Copy out every line that contains "Dados".

------ Input for this task

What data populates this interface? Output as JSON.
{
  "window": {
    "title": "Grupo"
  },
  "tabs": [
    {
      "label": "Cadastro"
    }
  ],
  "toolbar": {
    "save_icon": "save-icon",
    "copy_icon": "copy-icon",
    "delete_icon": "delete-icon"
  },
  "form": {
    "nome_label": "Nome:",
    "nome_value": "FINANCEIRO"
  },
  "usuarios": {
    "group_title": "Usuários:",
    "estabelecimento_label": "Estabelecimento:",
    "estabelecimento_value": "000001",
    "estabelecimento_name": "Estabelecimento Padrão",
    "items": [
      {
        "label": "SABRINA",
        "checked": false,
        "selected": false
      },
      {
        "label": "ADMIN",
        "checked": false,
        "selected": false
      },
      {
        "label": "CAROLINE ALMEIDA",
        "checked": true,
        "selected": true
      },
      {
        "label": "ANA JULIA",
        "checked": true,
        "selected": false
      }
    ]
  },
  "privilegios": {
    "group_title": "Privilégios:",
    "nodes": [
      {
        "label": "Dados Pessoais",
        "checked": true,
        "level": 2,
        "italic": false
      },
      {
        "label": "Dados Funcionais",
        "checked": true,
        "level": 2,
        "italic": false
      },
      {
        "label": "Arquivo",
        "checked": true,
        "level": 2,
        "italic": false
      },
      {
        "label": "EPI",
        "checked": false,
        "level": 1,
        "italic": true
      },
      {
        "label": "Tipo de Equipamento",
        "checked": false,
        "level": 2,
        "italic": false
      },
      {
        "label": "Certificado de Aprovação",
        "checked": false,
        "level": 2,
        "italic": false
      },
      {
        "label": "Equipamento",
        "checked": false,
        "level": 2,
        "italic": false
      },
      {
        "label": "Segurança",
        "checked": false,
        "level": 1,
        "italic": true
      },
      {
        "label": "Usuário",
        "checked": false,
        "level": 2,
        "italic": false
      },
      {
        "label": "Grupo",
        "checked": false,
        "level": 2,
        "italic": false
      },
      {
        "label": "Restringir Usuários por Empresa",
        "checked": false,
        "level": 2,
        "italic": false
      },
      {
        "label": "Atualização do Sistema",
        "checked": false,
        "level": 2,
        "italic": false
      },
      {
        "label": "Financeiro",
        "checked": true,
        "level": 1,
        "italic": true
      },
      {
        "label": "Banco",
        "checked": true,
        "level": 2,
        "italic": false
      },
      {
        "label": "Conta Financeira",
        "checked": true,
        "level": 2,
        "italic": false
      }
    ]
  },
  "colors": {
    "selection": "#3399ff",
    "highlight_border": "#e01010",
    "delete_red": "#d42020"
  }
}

------------

• Written solution:
        "label": "Dados Pessoais",
        "label": "Dados Funcionais",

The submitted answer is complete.